OBJECTIVE> Would you write out the entries below, every one of them, exactly?

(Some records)
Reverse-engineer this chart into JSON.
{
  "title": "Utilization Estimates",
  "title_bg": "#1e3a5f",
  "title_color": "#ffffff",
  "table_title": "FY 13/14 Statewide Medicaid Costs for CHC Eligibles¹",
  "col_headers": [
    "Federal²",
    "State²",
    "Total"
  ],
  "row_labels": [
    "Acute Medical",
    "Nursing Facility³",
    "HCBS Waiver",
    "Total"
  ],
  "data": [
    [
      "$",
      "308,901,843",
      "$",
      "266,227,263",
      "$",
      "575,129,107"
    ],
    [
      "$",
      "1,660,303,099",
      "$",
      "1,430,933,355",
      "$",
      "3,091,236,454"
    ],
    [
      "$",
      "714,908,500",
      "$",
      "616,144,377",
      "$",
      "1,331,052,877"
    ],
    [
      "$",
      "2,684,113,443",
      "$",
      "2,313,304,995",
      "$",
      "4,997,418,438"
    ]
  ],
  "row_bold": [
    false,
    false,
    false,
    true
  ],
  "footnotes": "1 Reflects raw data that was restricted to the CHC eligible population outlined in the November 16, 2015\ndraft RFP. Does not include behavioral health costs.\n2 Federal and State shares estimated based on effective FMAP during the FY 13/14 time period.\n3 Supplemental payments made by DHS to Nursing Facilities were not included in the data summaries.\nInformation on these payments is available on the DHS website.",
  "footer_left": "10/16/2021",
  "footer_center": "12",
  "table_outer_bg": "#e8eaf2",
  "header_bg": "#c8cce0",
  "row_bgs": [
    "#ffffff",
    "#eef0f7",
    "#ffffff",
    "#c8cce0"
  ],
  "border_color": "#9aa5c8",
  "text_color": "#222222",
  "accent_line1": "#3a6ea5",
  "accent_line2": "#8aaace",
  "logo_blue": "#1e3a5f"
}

EXERCISE RESPONSE>
Reverse-engineer this chart into JSON.
{
  "title": "Utilization Estimates",
  "title_bg": "#1e3a5f",
  "title_color": "#ffffff",
  "table_title": "FY 13/14 Statewide Medicaid Costs for CHC Eligibles¹",
  "col_headers": [
    "Federal²",
    "State²",
    "Total"
  ],
  "row_labels": [
    "Acute Medical",
    "Nursing Facility³",
    "HCBS Waiver",
    "Total"
  ],
  "data": [
    [
      "$",
      "308,901,843",
      "$",
      "266,227,263",
      "$",
      "575,129,107"
    ],
    [
      "$",
      "1,660,303,099",
      "$",
      "1,430,933,355",
      "$",
      "3,091,236,454"
    ],
    [
      "$",
      "714,908,500",
      "$",
      "616,144,377",
      "$",
      "1,331,052,877"
    ],
    [
      "$",
      "2,684,113,443",
      "$",
      "2,313,304,995",
      "$",
      "4,997,418,438"
    ]
  ],
  "row_bold": [
    false,
    false,
    false,
    true
  ],
  "footnotes": "1 Reflects raw data that was restricted to the CHC eligible population outlined in the November 16, 2015\ndraft RFP. Does not include behavioral health costs.\n2 Federal and State shares estimated based on effective FMAP during the FY 13/14 time period.\n3 Supplemental payments made by DHS to Nursing Facilities were not included in the data summaries.\nInformation on these payments is available on the DHS website.",
  "footer_left": "10/16/2021",
  "footer_center": "12",
  "table_outer_bg": "#e8eaf2",
  "header_bg": "#c8cce0",
  "row_bgs": [
    "#ffffff",
    "#eef0f7",
    "#ffffff",
    "#c8cce0"
  ],
  "border_color": "#9aa5c8",
  "text_color": "#222222",
  "accent_line1": "#3a6ea5",
  "accent_line2": "#8aaace",
  "logo_blue": "#1e3a5f"
}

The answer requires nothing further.